> **Selected passage**
This geometric description allows us to further shed light on the structure of the smooth manifolds used here. For radius up to 1, the dimension of the manifolds with intrinsic 2d variations (e.g., created by vertical and horizontal translation) is just the sum of the dimensions of the two corresponding 1d manifolds with the same maximal object displacement (Supplementary Fig. 8a); only for larger radii, dimensions for 2d manifolds are superadditive. On the other hand, for all levels of stimulus variability the radius of 2d manifolds is about the same as the value of the corresponding 1d manifolds (Supplementary Fig. 8b). This highlights the nonlinear structure of those larger manifolds, where the effect of changing multiple manifold coordinates is no longer predicted from the effect of changing each coordinate separately.
Network layers reduce correlations between object centers
Manifold geometry considered above characterizes the variability in object manifolds’ shape but not the possible relations between them. Here we focus on the correlations between the centers of different manifolds (hereafter: center correlations), which may create clusters of manifolds in the representation state space. Though clustering may be beneficial for specific target classifications, our theory predicts that the overall effect of such manifold clustering on random binary classification is detrimental. Hence, these correlations reduce classification capacity (Supplementary Note 3.1). Thus, the amount of center correlations at each layer of a deep network is a computationallyrelevant feature of the underlying manifold representation.
Importantly, for both pointcloud and smooth manifolds we find that in an AlexNet network trained for object classification, center correlations decrease along the deep hierarchy (full lines in Fig. 7a, b; additional VGG16, ResNet50 results in Supplementary Fig. 9). This decrease is interpreted as incremental improvement of the neural code for objects, and supports the improved capacity (Figs. 4–5). In contrast, center correlations at the same network architectures but prior to training (dashed lines in Fig. 7a, b) do not decrease (except for the affine manifolds in the first convolutional layer, Fig. 7b). Thus this decorrelation of manifold centers is a result of the network training. Interestingly, the center correlations of shuffled manifolds exhibit lower levels of correlations, which remain constant across layers after an initial decrease at the first convolutional layer.

> **Material**
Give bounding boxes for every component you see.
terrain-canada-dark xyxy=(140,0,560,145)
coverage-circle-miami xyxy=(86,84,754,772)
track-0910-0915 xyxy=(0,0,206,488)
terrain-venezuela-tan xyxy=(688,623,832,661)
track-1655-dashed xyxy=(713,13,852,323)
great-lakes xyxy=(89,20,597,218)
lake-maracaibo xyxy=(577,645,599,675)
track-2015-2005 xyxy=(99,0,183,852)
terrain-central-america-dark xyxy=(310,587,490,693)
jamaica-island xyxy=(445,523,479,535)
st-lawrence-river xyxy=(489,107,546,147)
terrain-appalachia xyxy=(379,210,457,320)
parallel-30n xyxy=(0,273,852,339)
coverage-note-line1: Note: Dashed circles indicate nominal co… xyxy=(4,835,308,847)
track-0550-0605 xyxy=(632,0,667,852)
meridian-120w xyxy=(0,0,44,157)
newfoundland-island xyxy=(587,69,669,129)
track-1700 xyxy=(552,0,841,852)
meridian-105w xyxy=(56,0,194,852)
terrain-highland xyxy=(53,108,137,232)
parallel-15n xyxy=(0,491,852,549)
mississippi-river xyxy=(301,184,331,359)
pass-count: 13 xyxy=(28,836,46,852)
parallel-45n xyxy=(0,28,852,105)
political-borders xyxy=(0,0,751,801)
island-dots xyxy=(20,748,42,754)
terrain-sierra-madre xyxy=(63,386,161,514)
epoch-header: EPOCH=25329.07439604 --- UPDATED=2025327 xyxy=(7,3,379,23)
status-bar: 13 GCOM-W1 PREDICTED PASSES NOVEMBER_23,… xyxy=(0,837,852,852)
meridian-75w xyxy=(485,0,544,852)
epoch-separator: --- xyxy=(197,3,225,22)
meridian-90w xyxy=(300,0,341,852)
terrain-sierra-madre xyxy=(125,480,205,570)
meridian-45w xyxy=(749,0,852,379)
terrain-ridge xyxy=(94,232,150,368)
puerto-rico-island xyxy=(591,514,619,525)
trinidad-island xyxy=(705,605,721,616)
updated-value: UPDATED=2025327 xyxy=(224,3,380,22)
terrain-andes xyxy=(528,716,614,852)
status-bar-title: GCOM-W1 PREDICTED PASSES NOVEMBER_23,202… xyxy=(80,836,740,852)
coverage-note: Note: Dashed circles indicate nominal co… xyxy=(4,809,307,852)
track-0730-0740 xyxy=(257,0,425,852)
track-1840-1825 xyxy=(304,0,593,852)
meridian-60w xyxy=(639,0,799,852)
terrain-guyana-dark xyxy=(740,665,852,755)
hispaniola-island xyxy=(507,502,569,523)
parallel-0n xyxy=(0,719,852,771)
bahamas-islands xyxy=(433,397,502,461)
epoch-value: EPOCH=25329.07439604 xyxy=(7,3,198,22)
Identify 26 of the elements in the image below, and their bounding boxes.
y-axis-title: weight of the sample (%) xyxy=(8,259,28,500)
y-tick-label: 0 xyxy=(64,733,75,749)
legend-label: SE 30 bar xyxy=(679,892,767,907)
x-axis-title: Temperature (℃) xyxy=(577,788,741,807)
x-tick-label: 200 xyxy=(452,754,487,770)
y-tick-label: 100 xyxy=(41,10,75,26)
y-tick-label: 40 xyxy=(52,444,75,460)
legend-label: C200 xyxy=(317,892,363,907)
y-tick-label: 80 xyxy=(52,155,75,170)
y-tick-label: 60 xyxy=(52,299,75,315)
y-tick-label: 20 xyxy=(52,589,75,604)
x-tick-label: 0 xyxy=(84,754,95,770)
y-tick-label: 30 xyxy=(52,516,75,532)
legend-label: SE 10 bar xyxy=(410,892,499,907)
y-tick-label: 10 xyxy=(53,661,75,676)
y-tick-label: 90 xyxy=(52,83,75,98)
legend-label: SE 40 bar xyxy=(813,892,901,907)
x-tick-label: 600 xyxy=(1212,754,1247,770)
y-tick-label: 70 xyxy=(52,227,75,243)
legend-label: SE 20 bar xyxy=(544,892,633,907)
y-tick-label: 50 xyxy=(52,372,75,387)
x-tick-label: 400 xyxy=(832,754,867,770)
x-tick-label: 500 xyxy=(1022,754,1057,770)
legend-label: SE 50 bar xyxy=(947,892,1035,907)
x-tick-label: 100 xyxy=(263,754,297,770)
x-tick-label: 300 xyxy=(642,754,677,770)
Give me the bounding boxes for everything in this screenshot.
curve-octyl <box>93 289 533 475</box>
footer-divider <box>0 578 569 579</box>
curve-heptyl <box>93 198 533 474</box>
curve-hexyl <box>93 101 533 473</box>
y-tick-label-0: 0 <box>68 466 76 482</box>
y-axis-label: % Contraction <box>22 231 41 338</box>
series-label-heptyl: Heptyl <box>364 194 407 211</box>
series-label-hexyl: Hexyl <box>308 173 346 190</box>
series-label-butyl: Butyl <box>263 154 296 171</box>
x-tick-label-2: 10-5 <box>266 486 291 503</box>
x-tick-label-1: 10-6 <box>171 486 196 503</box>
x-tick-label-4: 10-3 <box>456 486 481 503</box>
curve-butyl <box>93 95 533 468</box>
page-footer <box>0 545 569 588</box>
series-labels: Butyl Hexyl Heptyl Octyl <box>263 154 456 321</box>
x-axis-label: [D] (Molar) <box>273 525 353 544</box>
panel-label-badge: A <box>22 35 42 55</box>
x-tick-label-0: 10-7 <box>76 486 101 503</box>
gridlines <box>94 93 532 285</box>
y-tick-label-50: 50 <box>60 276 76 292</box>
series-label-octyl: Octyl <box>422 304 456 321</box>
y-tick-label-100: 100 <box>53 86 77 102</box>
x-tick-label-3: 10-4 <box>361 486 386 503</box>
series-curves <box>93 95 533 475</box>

> **Challenges**
**1)** Please convert the records, from their first line through the line containing "terrain-venezuela-tan xyxy=(688,623,832,661)", into a Markdown table with columns Row and Line, leaving out blank lines.
**2)** Continue the text on how network layers reduce correlations between object manifold centers from where it stops.

> **Results**
**1)**
| Row | Line |
|---|---|
| 1 | Give bounding boxes for every component you see. |
| 2 | terrain-canada-dark xyxy=(140,0,560,145) |
| 3 | coverage-circle-miami xyxy=(86,84,754,772) |
| 4 | track-0910-0915 xyxy=(0,0,206,488) |
| 5 | terrain-venezuela-tan xyxy=(688,623,832,661) |

**2)**
Another source of intermanifold correlations are correlations between the axes of variation of different manifolds; those also decrease along the network hierarchies (Supplementary Fig. 9) but their effect on classification capacity is small (as verified by using surrogate data, Supplementary Fig. 10).
Effect of network building blocks on manifolds’ geometry
To better understand the enhanced capacity exhibited by DCNNs we study the roles of the different network building blocks. Based on our theory, any operation applied to a neural representation may change capacity by either changing the manifolds’ dimensions, radii, or the intermanifold correlations (where a reduction of these measures is expected to increase capacity).
Figure 8a, b shows the effect of single operations used in AlexNet and VGG16. We find that the ReLU nonlinearity usually reduces center correlations and manifolds’ radii, but increases manifolds’ dimensions (Fig. 8a). This is expected as the nonlinearity tends to generate a sparse, higher dimensional, representations^{50,51}. In contrast, pooling decreases manifolds’ radii and dimensions but usually increase correlations (Fig. 8b), presumably due to the underlying spatial averaging. Such clear behavior is not evident when considering convolutional or fully connected operations in isolation (Supplementary Fig. 11).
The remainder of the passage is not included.